───── Data for this exercise
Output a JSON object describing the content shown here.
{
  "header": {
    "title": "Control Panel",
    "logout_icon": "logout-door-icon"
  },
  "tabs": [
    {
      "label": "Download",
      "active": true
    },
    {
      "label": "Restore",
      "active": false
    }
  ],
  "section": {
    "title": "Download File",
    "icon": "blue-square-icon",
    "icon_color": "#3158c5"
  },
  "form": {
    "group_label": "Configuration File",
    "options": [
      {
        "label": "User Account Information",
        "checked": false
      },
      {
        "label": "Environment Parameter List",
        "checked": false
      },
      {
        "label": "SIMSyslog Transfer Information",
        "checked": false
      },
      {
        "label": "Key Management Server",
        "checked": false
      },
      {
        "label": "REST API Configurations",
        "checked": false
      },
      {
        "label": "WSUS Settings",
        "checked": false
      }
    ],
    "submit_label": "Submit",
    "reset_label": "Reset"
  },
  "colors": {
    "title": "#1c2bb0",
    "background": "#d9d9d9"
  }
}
──────────
- **Task instructions**: Isolate the lines that hold the word "Download" and copy all of them.

- **Correct result**:
      "label": "Download",
    "title": "Download File",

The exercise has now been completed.